> DATA PROVIDED:
------

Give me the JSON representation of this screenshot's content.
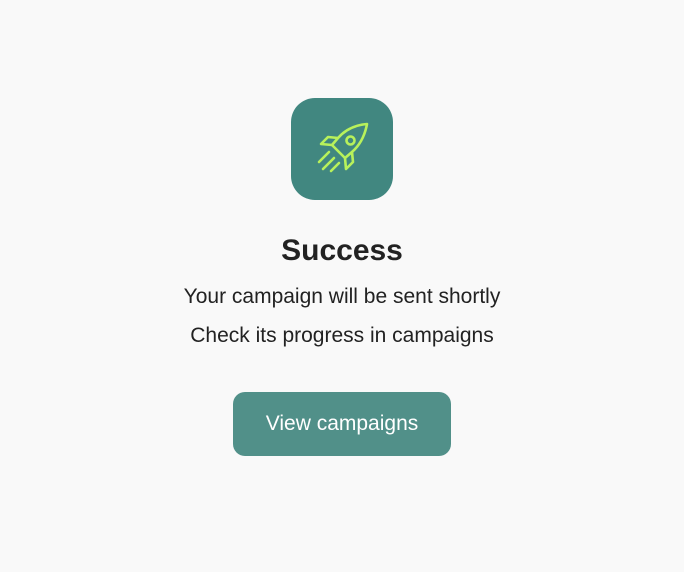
{
  "success_panel": {
    "icon": "rocket-icon",
    "title": "Success",
    "message_line_1": "Your campaign will be sent shortly",
    "message_line_2": "Check its progress in campaigns",
    "button_label": "View campaigns"
  },
  "colors": {
    "page_background": "#f9f9f9",
    "icon_tile": "#418780",
    "icon_stroke": "#b8f15b",
    "button_background": "#519089",
    "button_text": "#ffffff",
    "text": "#222222"
  }
}
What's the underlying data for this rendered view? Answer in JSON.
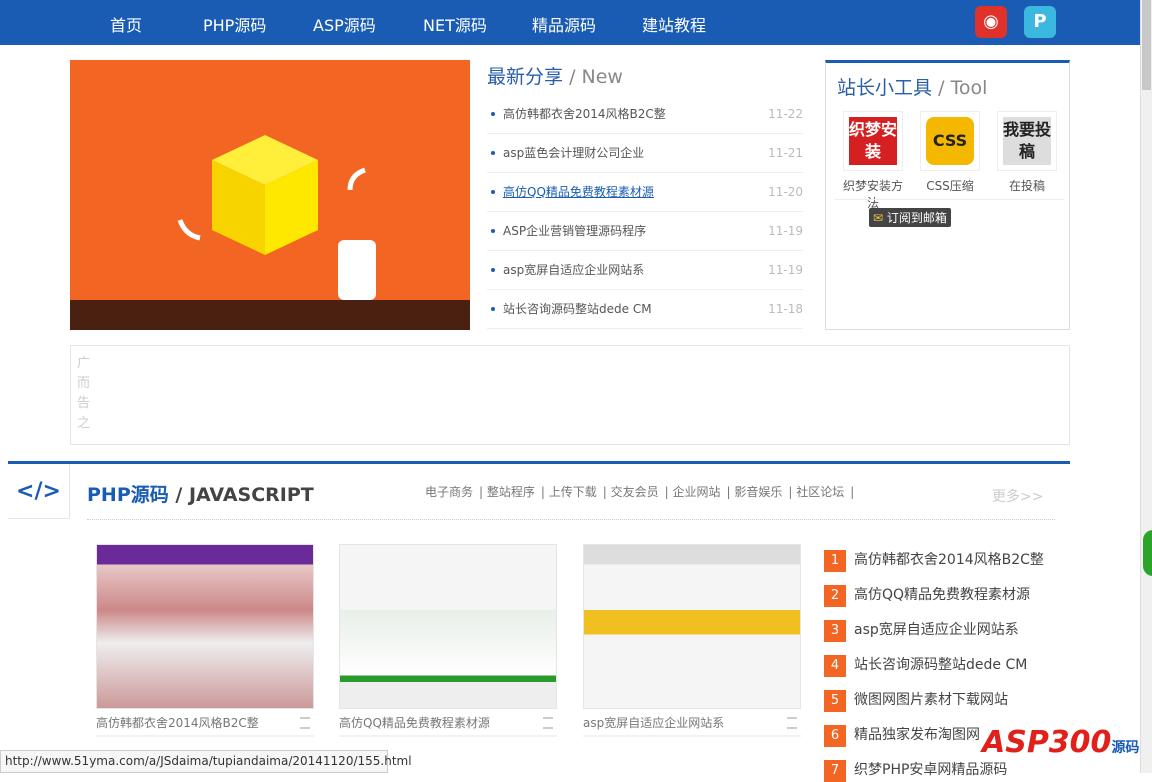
{
  "nav": {
    "items": [
      "首页",
      "PHP源码",
      "ASP源码",
      "NET源码",
      "精品源码",
      "建站教程"
    ],
    "weibo_icon": "weibo-icon",
    "p_icon": "pinterest-like-icon"
  },
  "new": {
    "title": "最新分享",
    "title_en": "/ New",
    "items": [
      {
        "title": "高仿韩都衣舍2014风格B2C整",
        "date": "11-22"
      },
      {
        "title": "asp蓝色会计理财公司企业",
        "date": "11-21"
      },
      {
        "title": "高仿QQ精品免费教程素材源",
        "date": "11-20",
        "hover": true
      },
      {
        "title": "ASP企业营销管理源码程序",
        "date": "11-19"
      },
      {
        "title": "asp宽屏自适应企业网站系",
        "date": "11-19"
      },
      {
        "title": "站长咨询源码整站dede CM",
        "date": "11-18"
      }
    ]
  },
  "tool": {
    "title": "站长小工具",
    "title_en": "/ Tool",
    "items": [
      {
        "label": "织梦安装方法",
        "icon_text": "织梦安装"
      },
      {
        "label": "CSS压缩",
        "icon_text": "CSS"
      },
      {
        "label": "在投稿",
        "icon_text": "我要投稿"
      }
    ],
    "subscribe": "订阅到邮箱"
  },
  "ad": {
    "text": "广而告之"
  },
  "section": {
    "title": "PHP源码",
    "title_en": "/ JAVASCRIPT",
    "tags": [
      "电子商务",
      "整站程序",
      "上传下载",
      "交友会员",
      "企业网站",
      "影音娱乐",
      "社区论坛"
    ],
    "more": "更多>>",
    "thumbs": [
      "高仿韩都衣舍2014风格B2C整",
      "高仿QQ精品免费教程素材源",
      "asp宽屏自适应企业网站系"
    ],
    "ranking": [
      "高仿韩都衣舍2014风格B2C整",
      "高仿QQ精品免费教程素材源",
      "asp宽屏自适应企业网站系",
      "站长咨询源码整站dede CM",
      "微图网图片素材下载网站",
      "精品独家发布淘图网",
      "织梦PHP安卓网精品源码"
    ]
  },
  "status_url": "http://www.51yma.com/a/JSdaima/tupiandaima/20141120/155.html",
  "logo": {
    "text": "ASP300",
    "sub": "源码"
  },
  "colors": {
    "brand": "#1a5cb4",
    "accent": "#f26522"
  }
}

------

> THE EXERCISE: Make a list of all lines in the data that contain "date".

> TASK OUTPUT:
        "date": "11-22"
        "date": "11-21"
        "date": "11-20",
        "date": "11-19"
        "date": "11-19"
        "date": "11-18"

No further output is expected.